Print out the material that follows word for word.
[start Record excerpts]
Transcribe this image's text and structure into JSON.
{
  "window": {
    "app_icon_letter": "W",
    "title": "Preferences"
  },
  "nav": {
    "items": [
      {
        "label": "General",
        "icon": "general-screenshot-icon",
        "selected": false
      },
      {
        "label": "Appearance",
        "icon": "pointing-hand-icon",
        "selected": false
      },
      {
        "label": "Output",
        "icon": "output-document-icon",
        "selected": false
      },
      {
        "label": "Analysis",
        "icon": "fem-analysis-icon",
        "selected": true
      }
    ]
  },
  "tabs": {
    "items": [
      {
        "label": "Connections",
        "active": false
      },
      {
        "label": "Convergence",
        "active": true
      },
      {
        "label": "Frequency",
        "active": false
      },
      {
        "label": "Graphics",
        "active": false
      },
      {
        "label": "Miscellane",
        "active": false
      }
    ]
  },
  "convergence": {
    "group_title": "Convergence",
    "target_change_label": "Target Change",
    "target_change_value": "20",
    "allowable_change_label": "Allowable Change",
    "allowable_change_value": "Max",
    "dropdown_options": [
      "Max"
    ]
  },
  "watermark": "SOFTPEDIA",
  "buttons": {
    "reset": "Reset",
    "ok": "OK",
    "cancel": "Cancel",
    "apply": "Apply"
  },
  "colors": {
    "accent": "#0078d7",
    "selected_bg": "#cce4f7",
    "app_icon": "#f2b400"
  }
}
[end Record excerpts]
- **Answer**
Transcribe this image's text and structure into JSON.
{
  "window": {
    "app_icon_letter": "W",
    "title": "Preferences"
  },
  "nav": {
    "items": [
      {
        "label": "General",
        "icon": "general-screenshot-icon",
        "selected": false
      },
      {
        "label": "Appearance",
        "icon": "pointing-hand-icon",
        "selected": false
      },
      {
        "label": "Output",
        "icon": "output-document-icon",
        "selected": false
      },
      {
        "label": "Analysis",
        "icon": "fem-analysis-icon",
        "selected": true
      }
    ]
  },
  "tabs": {
    "items": [
      {
        "label": "Connections",
        "active": false
      },
      {
        "label": "Convergence",
        "active": true
      },
      {
        "label": "Frequency",
        "active": false
      },
      {
        "label": "Graphics",
        "active": false
      },
      {
        "label": "Miscellane",
        "active": false
      }
    ]
  },
  "convergence": {
    "group_title": "Convergence",
    "target_change_label": "Target Change",
    "target_change_value": "20",
    "allowable_change_label": "Allowable Change",
    "allowable_change_value": "Max",
    "dropdown_options": [
      "Max"
    ]
  },
  "watermark": "SOFTPEDIA",
  "buttons": {
    "reset": "Reset",
    "ok": "OK",
    "cancel": "Cancel",
    "apply": "Apply"
  },
  "colors": {
    "accent": "#0078d7",
    "selected_bg": "#cce4f7",
    "app_icon": "#f2b400"
  }
}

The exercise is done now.